• **EXERCISE OBJECTIVE**
In the data below, find each line containing the string "coefficient" and return it.

*** DATASET EXCERPTS ***

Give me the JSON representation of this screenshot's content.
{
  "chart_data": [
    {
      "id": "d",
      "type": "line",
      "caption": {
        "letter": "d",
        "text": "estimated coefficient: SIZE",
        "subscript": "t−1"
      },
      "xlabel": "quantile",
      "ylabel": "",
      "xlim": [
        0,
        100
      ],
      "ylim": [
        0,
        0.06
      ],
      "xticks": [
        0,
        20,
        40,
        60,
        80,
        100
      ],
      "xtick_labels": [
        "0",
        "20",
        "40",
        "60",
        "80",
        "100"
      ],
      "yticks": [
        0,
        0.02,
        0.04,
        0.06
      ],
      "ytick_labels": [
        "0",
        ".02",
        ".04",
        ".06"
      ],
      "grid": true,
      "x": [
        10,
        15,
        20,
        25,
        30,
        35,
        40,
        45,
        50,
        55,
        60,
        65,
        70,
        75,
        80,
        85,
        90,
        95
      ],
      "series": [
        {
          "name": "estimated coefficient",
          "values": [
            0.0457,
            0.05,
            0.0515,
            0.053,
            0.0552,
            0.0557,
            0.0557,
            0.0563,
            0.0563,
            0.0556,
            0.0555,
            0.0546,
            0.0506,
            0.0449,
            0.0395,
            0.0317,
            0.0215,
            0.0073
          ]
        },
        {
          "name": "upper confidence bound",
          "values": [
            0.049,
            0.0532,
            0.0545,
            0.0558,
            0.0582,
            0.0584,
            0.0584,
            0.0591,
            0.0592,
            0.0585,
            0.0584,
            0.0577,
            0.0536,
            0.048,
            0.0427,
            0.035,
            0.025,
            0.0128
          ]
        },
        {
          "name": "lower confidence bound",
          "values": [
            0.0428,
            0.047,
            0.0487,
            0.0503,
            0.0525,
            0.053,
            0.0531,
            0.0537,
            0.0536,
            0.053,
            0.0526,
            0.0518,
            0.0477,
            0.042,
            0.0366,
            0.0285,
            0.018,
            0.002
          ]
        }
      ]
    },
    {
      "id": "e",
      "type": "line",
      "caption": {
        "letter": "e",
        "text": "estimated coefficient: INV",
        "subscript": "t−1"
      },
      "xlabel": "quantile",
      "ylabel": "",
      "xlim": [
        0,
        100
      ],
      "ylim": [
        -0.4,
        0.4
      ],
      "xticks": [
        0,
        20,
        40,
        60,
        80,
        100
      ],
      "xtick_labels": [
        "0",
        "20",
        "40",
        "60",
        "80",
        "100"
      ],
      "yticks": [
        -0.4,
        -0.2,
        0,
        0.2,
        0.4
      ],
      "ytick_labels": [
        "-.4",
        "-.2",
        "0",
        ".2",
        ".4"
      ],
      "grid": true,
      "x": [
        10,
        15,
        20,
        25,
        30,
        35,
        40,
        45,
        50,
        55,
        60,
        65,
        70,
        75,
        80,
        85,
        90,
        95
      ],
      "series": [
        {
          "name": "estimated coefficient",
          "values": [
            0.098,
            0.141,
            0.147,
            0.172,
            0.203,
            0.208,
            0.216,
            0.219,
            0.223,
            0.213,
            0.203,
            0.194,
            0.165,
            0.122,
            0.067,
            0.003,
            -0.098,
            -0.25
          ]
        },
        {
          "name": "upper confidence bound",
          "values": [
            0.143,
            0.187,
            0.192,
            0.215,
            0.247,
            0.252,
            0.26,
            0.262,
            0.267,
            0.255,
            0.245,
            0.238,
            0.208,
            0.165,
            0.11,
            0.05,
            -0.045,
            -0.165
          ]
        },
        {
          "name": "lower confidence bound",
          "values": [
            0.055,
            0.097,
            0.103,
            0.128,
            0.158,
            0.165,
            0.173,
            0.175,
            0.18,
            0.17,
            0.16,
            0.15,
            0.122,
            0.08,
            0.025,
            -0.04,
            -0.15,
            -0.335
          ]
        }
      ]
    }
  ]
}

***

• **EXERCISE RESULT**
        "text": "estimated coefficient: SIZE",
          "name": "estimated coefficient",
        "text": "estimated coefficient: INV",
          "name": "estimated coefficient",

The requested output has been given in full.